→ What is being asked
Each line that holds the word "типа" counts once; give the total number of such lines and nothing else.

→ Data listing
****
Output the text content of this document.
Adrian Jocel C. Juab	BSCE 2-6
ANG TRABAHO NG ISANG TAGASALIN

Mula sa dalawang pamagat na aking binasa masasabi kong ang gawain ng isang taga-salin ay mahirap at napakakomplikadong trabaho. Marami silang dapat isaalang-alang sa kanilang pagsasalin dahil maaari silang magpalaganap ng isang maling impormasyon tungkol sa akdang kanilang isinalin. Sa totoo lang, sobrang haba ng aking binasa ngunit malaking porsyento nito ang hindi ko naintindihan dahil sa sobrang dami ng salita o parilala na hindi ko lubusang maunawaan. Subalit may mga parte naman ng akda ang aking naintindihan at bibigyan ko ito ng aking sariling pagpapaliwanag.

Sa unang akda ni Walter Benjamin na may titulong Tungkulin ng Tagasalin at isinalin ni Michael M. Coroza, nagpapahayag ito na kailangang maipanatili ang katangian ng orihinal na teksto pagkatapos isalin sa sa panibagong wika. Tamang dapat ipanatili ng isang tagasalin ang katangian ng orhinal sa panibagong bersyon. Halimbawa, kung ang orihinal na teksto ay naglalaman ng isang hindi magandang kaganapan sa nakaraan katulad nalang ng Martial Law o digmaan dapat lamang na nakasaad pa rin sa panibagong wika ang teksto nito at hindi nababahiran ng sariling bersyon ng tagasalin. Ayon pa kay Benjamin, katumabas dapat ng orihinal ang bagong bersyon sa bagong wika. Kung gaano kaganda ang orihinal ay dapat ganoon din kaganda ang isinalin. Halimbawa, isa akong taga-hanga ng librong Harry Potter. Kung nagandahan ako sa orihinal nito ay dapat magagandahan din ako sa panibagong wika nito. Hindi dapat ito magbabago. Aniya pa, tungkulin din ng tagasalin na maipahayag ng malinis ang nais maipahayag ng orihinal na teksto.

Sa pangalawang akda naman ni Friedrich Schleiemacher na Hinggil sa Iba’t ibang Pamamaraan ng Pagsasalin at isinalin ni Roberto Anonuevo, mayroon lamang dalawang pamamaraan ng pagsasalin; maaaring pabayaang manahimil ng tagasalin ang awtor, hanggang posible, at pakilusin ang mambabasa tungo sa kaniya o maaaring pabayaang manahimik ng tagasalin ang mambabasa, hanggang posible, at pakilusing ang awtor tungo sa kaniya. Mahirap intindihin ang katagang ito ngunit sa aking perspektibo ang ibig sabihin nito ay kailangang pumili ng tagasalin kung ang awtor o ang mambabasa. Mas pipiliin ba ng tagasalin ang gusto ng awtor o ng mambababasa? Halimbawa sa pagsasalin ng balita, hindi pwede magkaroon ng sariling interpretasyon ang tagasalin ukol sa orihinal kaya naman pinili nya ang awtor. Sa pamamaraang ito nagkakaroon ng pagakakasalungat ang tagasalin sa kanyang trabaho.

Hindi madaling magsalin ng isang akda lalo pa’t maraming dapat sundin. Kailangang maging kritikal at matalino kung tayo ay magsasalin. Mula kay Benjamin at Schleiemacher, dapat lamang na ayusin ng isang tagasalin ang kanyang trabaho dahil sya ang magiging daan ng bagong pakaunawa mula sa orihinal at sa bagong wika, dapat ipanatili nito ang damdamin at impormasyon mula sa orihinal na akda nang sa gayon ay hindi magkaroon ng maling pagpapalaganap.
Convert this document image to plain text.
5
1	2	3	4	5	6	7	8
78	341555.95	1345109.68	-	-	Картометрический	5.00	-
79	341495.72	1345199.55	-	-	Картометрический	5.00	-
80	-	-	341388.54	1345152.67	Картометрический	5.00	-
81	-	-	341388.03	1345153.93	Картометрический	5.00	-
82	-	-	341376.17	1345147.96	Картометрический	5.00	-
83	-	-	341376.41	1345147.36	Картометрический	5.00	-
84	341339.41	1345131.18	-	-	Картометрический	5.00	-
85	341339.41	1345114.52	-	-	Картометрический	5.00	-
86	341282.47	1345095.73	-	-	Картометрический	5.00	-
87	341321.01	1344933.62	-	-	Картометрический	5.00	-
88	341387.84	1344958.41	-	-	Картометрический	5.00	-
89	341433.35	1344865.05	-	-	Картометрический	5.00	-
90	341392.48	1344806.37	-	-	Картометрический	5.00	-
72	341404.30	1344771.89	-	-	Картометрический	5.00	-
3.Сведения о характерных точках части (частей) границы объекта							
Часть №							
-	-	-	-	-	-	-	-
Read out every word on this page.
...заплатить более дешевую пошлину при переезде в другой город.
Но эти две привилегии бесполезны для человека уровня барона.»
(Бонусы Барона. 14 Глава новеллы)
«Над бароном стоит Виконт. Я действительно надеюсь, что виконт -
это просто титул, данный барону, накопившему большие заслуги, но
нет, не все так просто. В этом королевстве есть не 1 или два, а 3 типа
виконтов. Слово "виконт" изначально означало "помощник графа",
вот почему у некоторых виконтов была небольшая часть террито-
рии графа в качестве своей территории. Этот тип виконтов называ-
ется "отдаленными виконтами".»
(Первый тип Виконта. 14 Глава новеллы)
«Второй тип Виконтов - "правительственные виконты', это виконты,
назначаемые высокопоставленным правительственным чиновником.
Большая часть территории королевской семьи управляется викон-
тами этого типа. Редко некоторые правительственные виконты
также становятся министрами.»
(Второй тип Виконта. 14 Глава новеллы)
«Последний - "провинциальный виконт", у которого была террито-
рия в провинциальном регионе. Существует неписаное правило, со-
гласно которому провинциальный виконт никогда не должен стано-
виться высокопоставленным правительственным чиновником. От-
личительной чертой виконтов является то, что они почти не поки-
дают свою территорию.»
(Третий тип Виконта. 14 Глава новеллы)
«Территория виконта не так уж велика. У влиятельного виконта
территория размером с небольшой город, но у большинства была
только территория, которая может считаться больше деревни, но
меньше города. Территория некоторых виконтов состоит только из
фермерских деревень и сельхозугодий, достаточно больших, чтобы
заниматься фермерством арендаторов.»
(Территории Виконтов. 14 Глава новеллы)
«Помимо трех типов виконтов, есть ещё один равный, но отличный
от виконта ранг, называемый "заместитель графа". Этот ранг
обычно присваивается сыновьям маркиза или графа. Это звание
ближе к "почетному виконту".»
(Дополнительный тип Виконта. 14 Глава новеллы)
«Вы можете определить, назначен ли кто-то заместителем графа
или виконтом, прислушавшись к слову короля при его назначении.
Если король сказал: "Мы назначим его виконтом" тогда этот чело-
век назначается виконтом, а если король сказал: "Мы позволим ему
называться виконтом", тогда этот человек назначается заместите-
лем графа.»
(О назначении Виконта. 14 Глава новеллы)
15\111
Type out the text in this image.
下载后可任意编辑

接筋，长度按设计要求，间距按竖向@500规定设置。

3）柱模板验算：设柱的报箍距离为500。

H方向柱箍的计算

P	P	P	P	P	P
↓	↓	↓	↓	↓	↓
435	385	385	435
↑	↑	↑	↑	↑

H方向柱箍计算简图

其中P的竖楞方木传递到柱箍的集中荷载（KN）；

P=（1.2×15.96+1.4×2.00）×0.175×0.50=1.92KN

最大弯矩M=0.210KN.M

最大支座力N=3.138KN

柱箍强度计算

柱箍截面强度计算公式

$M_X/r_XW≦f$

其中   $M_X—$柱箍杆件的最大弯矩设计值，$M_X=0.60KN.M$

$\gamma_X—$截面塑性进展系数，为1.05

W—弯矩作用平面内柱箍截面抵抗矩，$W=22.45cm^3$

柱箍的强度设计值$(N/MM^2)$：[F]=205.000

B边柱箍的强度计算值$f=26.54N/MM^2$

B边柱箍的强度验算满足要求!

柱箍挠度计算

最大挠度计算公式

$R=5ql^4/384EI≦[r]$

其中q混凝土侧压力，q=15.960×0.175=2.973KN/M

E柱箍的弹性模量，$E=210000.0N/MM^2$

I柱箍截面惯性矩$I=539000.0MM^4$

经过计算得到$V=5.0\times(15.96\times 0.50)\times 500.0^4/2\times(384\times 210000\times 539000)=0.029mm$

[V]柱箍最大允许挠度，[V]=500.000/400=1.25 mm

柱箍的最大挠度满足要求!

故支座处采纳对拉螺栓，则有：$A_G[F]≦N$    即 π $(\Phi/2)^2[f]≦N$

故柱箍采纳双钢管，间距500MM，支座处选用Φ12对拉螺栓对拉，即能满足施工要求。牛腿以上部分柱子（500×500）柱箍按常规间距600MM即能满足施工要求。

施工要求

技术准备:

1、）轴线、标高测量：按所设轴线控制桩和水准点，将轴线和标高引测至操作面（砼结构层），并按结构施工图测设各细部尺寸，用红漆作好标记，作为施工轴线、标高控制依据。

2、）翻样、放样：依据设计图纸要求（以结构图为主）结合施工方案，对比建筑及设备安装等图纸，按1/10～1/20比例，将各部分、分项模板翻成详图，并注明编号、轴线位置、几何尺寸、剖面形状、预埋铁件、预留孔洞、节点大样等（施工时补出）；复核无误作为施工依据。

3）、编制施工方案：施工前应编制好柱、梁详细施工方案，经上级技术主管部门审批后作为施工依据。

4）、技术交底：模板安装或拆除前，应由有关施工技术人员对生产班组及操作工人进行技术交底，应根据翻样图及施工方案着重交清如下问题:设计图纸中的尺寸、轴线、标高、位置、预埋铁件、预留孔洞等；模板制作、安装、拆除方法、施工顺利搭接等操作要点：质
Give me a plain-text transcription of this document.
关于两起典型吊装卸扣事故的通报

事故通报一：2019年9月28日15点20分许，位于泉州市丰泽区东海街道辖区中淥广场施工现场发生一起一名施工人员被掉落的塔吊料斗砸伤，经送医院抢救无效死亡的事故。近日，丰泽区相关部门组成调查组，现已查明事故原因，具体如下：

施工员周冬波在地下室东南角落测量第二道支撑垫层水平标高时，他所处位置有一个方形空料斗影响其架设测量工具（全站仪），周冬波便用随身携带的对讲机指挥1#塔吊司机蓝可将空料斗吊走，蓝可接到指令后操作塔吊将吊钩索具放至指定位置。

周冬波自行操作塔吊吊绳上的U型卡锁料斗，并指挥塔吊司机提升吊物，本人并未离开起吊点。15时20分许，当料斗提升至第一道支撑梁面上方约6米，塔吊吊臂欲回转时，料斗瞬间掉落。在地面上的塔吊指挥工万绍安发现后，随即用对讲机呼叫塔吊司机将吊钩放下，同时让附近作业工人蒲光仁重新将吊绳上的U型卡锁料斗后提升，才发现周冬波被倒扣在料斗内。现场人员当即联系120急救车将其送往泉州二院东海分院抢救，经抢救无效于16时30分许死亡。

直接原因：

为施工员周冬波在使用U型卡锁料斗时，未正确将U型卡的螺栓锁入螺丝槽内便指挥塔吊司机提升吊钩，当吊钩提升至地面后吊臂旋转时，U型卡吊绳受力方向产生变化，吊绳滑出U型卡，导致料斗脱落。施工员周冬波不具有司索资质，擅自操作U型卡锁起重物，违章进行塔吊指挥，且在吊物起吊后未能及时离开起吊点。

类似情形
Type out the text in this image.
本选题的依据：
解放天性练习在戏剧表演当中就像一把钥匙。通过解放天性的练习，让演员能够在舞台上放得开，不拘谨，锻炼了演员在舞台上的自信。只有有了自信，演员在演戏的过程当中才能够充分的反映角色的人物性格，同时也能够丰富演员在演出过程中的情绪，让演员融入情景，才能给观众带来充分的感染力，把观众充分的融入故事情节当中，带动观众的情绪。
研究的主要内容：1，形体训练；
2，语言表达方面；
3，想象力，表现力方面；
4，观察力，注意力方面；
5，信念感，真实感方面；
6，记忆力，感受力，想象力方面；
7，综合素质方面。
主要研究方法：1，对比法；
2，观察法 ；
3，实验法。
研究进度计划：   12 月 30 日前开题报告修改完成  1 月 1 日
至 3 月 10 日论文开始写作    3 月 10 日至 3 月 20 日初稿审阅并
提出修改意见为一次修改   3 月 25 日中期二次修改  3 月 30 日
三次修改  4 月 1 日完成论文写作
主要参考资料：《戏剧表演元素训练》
****
→ Result for this exercise
2